Begin GIVEN INFORMATION

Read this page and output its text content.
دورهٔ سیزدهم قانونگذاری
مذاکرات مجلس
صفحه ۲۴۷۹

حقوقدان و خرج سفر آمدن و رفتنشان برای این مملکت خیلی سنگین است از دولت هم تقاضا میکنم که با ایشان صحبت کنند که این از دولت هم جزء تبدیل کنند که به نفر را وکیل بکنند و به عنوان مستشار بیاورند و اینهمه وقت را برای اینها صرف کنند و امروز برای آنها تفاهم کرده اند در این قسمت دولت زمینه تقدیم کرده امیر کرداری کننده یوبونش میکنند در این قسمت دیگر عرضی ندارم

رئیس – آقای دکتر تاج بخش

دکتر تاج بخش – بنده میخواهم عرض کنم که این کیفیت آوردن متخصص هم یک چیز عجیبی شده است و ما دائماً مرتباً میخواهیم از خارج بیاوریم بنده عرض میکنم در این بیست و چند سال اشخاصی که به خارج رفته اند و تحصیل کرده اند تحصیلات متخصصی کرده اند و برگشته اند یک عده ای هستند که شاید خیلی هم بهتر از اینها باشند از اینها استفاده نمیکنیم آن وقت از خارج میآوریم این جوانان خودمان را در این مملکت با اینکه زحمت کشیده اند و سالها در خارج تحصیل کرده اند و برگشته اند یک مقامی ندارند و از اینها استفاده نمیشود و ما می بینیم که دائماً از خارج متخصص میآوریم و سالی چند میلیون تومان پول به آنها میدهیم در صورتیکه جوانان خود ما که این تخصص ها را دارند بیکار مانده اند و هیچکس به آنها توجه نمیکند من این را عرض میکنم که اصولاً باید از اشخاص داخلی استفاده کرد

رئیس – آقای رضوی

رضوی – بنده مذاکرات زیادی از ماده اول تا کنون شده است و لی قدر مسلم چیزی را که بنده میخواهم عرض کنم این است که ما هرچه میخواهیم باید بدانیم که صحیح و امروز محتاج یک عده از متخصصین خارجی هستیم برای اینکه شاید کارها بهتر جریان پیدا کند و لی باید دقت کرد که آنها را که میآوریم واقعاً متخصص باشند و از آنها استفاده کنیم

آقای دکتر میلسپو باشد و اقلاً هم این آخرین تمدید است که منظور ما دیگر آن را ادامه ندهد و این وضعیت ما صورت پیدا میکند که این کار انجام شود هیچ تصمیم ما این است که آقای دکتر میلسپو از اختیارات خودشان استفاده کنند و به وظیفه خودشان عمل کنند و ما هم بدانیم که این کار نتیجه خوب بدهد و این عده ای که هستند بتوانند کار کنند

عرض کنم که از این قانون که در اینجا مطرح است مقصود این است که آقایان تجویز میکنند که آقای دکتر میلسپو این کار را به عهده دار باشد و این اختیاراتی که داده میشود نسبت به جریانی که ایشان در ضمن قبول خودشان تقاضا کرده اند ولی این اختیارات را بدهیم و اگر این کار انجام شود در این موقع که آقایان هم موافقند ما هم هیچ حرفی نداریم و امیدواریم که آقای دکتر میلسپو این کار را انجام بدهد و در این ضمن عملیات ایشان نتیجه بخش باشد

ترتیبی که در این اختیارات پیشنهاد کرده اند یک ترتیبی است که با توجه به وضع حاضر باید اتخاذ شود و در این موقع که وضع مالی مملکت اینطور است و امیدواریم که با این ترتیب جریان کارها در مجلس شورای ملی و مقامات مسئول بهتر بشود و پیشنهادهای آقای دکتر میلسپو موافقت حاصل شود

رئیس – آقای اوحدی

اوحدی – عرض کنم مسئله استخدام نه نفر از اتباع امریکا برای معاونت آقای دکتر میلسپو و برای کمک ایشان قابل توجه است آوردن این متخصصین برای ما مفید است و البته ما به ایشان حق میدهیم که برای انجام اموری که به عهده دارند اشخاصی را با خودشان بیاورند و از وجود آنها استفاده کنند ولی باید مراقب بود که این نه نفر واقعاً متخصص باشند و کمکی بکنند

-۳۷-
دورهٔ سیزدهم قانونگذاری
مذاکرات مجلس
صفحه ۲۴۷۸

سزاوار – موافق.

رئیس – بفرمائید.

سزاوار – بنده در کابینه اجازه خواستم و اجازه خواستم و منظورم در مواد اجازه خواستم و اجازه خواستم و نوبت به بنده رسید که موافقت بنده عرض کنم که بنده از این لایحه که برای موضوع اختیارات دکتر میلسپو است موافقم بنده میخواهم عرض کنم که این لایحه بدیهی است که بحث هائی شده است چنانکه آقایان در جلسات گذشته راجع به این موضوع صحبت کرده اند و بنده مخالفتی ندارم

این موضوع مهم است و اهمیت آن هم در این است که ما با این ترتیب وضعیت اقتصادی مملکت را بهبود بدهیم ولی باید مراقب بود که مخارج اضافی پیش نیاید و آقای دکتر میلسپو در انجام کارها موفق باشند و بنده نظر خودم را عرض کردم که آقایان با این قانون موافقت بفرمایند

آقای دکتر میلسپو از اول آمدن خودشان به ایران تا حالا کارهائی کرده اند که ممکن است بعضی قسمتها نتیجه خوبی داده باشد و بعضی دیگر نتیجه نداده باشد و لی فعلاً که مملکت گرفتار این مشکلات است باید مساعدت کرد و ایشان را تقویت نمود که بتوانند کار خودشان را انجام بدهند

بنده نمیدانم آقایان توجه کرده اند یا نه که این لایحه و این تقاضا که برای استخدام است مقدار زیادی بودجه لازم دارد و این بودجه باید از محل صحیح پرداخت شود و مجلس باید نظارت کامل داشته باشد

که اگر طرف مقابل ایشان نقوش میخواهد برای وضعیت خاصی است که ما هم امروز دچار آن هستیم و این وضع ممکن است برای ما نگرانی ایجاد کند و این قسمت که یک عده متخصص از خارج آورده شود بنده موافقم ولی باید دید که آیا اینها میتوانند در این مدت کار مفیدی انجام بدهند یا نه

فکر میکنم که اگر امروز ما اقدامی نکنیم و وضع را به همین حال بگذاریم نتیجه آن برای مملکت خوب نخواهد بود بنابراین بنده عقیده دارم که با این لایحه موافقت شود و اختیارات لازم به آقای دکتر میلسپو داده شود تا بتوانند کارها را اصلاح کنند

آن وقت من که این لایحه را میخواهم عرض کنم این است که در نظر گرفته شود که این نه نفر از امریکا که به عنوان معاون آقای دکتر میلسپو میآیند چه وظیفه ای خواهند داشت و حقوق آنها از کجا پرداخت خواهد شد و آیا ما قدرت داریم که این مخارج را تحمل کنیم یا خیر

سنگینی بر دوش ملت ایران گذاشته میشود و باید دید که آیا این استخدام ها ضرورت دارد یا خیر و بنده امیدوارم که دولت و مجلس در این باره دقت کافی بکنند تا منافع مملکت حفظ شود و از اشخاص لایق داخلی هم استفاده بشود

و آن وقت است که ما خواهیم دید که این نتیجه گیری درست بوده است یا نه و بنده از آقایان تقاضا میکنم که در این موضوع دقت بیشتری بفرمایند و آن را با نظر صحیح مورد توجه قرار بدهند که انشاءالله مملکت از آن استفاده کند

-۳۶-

End GIVEN INFORMATION

### TASK STATEMENT:
Copy the material above back out, exactly as written.

### RESULT OF THIS TASK:
Read this page and output its text content.
دورهٔ سیزدهم قانونگذاری
مذاکرات مجلس
صفحه ۲۴۷۹

حقوقدان و خرج سفر آمدن و رفتنشان برای این مملکت خیلی سنگین است از دولت هم تقاضا میکنم که با ایشان صحبت کنند که این از دولت هم جزء تبدیل کنند که به نفر را وکیل بکنند و به عنوان مستشار بیاورند و اینهمه وقت را برای اینها صرف کنند و امروز برای آنها تفاهم کرده اند در این قسمت دولت زمینه تقدیم کرده امیر کرداری کننده یوبونش میکنند در این قسمت دیگر عرضی ندارم

رئیس – آقای دکتر تاج بخش

دکتر تاج بخش – بنده میخواهم عرض کنم که این کیفیت آوردن متخصص هم یک چیز عجیبی شده است و ما دائماً مرتباً میخواهیم از خارج بیاوریم بنده عرض میکنم در این بیست و چند سال اشخاصی که به خارج رفته اند و تحصیل کرده اند تحصیلات متخصصی کرده اند و برگشته اند یک عده ای هستند که شاید خیلی هم بهتر از اینها باشند از اینها استفاده نمیکنیم آن وقت از خارج میآوریم این جوانان خودمان را در این مملکت با اینکه زحمت کشیده اند و سالها در خارج تحصیل کرده اند و برگشته اند یک مقامی ندارند و از اینها استفاده نمیشود و ما می بینیم که دائماً از خارج متخصص میآوریم و سالی چند میلیون تومان پول به آنها میدهیم در صورتیکه جوانان خود ما که این تخصص ها را دارند بیکار مانده اند و هیچکس به آنها توجه نمیکند من این را عرض میکنم که اصولاً باید از اشخاص داخلی استفاده کرد

رئیس – آقای رضوی

رضوی – بنده مذاکرات زیادی از ماده اول تا کنون شده است و لی قدر مسلم چیزی را که بنده میخواهم عرض کنم این است که ما هرچه میخواهیم باید بدانیم که صحیح و امروز محتاج یک عده از متخصصین خارجی هستیم برای اینکه شاید کارها بهتر جریان پیدا کند و لی باید دقت کرد که آنها را که میآوریم واقعاً متخصص باشند و از آنها استفاده کنیم

آقای دکتر میلسپو باشد و اقلاً هم این آخرین تمدید است که منظور ما دیگر آن را ادامه ندهد و این وضعیت ما صورت پیدا میکند که این کار انجام شود هیچ تصمیم ما این است که آقای دکتر میلسپو از اختیارات خودشان استفاده کنند و به وظیفه خودشان عمل کنند و ما هم بدانیم که این کار نتیجه خوب بدهد و این عده ای که هستند بتوانند کار کنند

عرض کنم که از این قانون که در اینجا مطرح است مقصود این است که آقایان تجویز میکنند که آقای دکتر میلسپو این کار را به عهده دار باشد و این اختیاراتی که داده میشود نسبت به جریانی که ایشان در ضمن قبول خودشان تقاضا کرده اند ولی این اختیارات را بدهیم و اگر این کار انجام شود در این موقع که آقایان هم موافقند ما هم هیچ حرفی نداریم و امیدواریم که آقای دکتر میلسپو این کار را انجام بدهد و در این ضمن عملیات ایشان نتیجه بخش باشد

ترتیبی که در این اختیارات پیشنهاد کرده اند یک ترتیبی است که با توجه به وضع حاضر باید اتخاذ شود و در این موقع که وضع مالی مملکت اینطور است و امیدواریم که با این ترتیب جریان کارها در مجلس شورای ملی و مقامات مسئول بهتر بشود و پیشنهادهای آقای دکتر میلسپو موافقت حاصل شود

رئیس – آقای اوحدی

اوحدی – عرض کنم مسئله استخدام نه نفر از اتباع امریکا برای معاونت آقای دکتر میلسپو و برای کمک ایشان قابل توجه است آوردن این متخصصین برای ما مفید است و البته ما به ایشان حق میدهیم که برای انجام اموری که به عهده دارند اشخاصی را با خودشان بیاورند و از وجود آنها استفاده کنند ولی باید مراقب بود که این نه نفر واقعاً متخصص باشند و کمکی بکنند

-۳۷-
دورهٔ سیزدهم قانونگذاری
مذاکرات مجلس
صفحه ۲۴۷۸

سزاوار – موافق.

رئیس – بفرمائید.

سزاوار – بنده در کابینه اجازه خواستم و اجازه خواستم و منظورم در مواد اجازه خواستم و اجازه خواستم و نوبت به بنده رسید که موافقت بنده عرض کنم که بنده از این لایحه که برای موضوع اختیارات دکتر میلسپو است موافقم بنده میخواهم عرض کنم که این لایحه بدیهی است که بحث هائی شده است چنانکه آقایان در جلسات گذشته راجع به این موضوع صحبت کرده اند و بنده مخالفتی ندارم

این موضوع مهم است و اهمیت آن هم در این است که ما با این ترتیب وضعیت اقتصادی مملکت را بهبود بدهیم ولی باید مراقب بود که مخارج اضافی پیش نیاید و آقای دکتر میلسپو در انجام کارها موفق باشند و بنده نظر خودم را عرض کردم که آقایان با این قانون موافقت بفرمایند

آقای دکتر میلسپو از اول آمدن خودشان به ایران تا حالا کارهائی کرده اند که ممکن است بعضی قسمتها نتیجه خوبی داده باشد و بعضی دیگر نتیجه نداده باشد و لی فعلاً که مملکت گرفتار این مشکلات است باید مساعدت کرد و ایشان را تقویت نمود که بتوانند کار خودشان را انجام بدهند

بنده نمیدانم آقایان توجه کرده اند یا نه که این لایحه و این تقاضا که برای استخدام است مقدار زیادی بودجه لازم دارد و این بودجه باید از محل صحیح پرداخت شود و مجلس باید نظارت کامل داشته باشد

که اگر طرف مقابل ایشان نقوش میخواهد برای وضعیت خاصی است که ما هم امروز دچار آن هستیم و این وضع ممکن است برای ما نگرانی ایجاد کند و این قسمت که یک عده متخصص از خارج آورده شود بنده موافقم ولی باید دید که آیا اینها میتوانند در این مدت کار مفیدی انجام بدهند یا نه

فکر میکنم که اگر امروز ما اقدامی نکنیم و وضع را به همین حال بگذاریم نتیجه آن برای مملکت خوب نخواهد بود بنابراین بنده عقیده دارم که با این لایحه موافقت شود و اختیارات لازم به آقای دکتر میلسپو داده شود تا بتوانند کارها را اصلاح کنند

آن وقت من که این لایحه را میخواهم عرض کنم این است که در نظر گرفته شود که این نه نفر از امریکا که به عنوان معاون آقای دکتر میلسپو میآیند چه وظیفه ای خواهند داشت و حقوق آنها از کجا پرداخت خواهد شد و آیا ما قدرت داریم که این مخارج را تحمل کنیم یا خیر

سنگینی بر دوش ملت ایران گذاشته میشود و باید دید که آیا این استخدام ها ضرورت دارد یا خیر و بنده امیدوارم که دولت و مجلس در این باره دقت کافی بکنند تا منافع مملکت حفظ شود و از اشخاص لایق داخلی هم استفاده بشود

و آن وقت است که ما خواهیم دید که این نتیجه گیری درست بوده است یا نه و بنده از آقایان تقاضا میکنم که در این موضوع دقت بیشتری بفرمایند و آن را با نظر صحیح مورد توجه قرار بدهند که انشاءالله مملکت از آن استفاده کند

-۳۶-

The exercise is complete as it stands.